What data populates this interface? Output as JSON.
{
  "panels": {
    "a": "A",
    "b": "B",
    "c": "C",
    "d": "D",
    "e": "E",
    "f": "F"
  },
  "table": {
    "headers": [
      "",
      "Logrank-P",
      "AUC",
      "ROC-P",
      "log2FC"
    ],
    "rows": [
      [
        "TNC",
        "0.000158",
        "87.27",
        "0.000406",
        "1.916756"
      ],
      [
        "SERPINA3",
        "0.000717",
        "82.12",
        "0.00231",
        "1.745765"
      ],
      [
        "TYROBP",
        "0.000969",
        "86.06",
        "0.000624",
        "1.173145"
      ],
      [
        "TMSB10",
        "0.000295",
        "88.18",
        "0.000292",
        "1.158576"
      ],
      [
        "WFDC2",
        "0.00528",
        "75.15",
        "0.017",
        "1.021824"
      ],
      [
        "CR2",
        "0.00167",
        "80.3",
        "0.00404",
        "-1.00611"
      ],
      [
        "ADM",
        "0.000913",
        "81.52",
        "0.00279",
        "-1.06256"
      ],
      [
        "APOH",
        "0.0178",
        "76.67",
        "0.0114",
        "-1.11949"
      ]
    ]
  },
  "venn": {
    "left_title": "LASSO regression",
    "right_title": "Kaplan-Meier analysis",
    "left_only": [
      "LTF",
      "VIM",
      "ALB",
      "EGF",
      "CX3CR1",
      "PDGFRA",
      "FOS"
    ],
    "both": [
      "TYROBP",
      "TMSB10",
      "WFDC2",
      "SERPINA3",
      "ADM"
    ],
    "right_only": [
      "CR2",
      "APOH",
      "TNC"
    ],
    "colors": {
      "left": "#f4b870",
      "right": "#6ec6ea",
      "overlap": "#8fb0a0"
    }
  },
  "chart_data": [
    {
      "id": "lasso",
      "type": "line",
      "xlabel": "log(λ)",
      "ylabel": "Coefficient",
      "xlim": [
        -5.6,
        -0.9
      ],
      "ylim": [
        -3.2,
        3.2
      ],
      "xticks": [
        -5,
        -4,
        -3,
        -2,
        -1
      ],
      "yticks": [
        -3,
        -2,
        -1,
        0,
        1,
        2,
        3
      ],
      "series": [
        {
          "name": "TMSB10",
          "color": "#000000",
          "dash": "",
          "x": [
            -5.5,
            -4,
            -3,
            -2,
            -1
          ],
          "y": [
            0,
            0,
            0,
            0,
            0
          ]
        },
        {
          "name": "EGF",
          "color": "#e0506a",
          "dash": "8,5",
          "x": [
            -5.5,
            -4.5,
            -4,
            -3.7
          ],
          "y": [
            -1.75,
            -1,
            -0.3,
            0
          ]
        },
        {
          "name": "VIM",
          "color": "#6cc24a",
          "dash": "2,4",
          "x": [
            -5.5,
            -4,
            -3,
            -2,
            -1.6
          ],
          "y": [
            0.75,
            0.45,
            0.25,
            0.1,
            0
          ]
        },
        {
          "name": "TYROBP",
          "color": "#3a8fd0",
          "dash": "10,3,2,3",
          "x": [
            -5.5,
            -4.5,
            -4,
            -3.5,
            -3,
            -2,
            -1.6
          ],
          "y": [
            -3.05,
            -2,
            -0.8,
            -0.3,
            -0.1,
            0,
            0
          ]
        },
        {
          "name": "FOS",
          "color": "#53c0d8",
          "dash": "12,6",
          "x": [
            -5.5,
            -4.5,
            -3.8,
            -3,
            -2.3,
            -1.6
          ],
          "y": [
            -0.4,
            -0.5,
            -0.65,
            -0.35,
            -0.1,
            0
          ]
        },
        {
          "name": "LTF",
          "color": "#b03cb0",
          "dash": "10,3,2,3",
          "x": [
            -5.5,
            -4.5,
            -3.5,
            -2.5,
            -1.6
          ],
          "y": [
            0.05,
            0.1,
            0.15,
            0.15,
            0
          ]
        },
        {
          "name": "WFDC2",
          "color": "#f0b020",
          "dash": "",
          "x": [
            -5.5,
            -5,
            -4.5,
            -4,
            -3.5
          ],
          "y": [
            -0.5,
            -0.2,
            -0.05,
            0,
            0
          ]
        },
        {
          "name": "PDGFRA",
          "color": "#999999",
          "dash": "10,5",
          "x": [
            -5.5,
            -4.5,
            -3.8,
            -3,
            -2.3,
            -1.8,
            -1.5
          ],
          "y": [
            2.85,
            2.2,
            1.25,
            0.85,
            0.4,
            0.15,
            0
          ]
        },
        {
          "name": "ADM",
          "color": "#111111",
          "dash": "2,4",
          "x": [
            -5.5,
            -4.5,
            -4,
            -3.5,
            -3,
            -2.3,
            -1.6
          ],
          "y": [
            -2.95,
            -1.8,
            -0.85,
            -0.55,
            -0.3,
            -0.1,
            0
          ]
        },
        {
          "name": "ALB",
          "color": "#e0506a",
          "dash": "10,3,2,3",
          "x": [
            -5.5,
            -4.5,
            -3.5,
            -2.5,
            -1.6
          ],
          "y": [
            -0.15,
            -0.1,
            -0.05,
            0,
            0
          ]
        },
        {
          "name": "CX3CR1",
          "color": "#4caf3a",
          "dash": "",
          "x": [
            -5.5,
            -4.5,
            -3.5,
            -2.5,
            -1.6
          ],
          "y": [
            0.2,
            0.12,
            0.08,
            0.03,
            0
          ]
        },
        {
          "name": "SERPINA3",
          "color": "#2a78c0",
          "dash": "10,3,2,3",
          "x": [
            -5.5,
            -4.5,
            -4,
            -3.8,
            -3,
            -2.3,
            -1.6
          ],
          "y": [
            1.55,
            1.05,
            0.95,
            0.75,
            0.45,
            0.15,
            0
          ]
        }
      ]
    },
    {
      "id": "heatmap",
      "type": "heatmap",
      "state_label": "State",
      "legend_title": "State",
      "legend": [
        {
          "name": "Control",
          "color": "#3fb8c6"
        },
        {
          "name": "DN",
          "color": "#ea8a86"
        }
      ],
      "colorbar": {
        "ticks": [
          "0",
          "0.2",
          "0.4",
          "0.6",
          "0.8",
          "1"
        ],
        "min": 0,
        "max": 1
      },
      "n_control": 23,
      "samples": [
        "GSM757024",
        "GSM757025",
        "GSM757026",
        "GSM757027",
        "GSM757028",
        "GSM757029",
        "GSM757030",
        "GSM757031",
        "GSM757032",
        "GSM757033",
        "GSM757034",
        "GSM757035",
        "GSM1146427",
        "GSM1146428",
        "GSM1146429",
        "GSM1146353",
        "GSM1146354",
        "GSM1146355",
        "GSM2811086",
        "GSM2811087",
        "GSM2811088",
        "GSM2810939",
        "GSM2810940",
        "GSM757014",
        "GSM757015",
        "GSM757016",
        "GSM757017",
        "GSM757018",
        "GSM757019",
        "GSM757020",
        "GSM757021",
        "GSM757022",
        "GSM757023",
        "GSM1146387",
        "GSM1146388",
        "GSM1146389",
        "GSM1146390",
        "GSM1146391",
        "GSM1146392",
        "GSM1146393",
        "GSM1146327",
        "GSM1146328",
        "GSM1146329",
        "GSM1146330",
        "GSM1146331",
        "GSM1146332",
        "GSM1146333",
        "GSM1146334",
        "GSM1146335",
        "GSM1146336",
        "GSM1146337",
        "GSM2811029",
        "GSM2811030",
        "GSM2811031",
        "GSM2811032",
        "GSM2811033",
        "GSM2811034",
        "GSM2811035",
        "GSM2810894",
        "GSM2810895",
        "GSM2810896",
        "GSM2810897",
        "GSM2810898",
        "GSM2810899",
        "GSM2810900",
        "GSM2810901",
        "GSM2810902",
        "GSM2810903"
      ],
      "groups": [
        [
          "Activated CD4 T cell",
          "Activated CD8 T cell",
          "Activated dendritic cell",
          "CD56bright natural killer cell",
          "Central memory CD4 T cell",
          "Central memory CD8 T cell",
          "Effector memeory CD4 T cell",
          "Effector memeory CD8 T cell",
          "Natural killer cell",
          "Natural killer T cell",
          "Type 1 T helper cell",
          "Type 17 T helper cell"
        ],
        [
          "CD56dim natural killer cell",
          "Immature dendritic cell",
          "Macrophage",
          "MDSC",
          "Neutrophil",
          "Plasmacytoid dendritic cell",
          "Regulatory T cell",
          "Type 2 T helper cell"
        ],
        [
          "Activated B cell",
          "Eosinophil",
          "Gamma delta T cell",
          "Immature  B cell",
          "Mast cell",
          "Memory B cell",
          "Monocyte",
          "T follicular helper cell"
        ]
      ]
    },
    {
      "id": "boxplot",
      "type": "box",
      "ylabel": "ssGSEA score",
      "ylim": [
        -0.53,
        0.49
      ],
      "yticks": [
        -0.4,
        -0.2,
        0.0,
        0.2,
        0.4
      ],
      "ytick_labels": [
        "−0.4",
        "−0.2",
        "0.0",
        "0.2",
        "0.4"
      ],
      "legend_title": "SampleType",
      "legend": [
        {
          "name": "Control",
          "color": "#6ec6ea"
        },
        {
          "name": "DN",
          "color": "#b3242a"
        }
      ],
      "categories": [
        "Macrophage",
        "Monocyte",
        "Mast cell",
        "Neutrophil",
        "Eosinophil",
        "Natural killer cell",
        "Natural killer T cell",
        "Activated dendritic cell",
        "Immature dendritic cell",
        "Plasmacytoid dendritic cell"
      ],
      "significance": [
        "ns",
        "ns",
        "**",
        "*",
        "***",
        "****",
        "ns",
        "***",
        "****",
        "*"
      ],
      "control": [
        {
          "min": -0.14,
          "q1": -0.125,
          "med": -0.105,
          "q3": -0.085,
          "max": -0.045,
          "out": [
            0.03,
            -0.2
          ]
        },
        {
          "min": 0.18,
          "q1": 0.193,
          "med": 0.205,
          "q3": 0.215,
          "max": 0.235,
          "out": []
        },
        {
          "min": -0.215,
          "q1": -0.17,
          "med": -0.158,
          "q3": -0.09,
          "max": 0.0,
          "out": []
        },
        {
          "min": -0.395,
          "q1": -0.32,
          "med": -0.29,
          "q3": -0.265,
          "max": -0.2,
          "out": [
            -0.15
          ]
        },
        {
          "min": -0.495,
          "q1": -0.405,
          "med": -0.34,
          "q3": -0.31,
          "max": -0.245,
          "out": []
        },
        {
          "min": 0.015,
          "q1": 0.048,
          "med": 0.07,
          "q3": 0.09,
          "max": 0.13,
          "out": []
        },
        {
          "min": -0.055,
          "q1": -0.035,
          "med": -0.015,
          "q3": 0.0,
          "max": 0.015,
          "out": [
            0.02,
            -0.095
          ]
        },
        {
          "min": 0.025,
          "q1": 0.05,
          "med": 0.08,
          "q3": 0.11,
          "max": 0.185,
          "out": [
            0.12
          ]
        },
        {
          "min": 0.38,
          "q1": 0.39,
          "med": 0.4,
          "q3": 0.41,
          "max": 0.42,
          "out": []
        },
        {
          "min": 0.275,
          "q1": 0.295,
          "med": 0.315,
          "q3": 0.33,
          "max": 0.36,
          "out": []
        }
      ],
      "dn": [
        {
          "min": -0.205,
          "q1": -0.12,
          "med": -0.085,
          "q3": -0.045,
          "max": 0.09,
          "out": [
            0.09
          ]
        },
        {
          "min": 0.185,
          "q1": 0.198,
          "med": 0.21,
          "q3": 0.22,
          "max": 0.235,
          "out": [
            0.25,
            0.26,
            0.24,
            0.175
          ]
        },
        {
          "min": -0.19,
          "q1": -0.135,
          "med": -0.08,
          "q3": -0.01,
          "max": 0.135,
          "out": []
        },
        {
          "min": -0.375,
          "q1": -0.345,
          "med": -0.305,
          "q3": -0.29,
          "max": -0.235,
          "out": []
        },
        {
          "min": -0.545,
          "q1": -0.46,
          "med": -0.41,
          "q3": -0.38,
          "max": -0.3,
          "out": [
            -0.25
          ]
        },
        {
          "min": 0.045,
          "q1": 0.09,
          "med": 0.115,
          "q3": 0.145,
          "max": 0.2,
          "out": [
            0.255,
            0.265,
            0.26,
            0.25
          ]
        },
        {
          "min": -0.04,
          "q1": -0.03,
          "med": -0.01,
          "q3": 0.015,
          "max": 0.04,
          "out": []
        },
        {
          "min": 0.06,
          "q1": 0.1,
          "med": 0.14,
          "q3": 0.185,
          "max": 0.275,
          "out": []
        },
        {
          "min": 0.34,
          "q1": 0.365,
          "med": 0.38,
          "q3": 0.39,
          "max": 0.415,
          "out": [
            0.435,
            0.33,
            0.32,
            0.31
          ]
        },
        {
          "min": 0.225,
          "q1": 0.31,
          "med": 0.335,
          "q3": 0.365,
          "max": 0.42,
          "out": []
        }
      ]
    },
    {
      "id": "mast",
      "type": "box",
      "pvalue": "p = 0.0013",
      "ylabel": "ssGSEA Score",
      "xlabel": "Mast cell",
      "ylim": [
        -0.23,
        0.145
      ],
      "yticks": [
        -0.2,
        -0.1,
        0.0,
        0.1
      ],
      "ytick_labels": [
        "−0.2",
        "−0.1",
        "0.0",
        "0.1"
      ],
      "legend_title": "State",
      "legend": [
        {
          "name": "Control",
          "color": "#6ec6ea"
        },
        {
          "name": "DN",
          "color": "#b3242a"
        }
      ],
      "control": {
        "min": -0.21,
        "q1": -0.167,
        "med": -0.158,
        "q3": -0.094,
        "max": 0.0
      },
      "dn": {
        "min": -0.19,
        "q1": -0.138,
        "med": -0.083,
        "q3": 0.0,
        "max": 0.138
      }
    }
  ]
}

——

▶ **WORK REQUIRED**: State the number of lines in this listing that contain the string "Central", and add nothing else.

▶ **SOLUTION TO THIS PROBLEM**: 2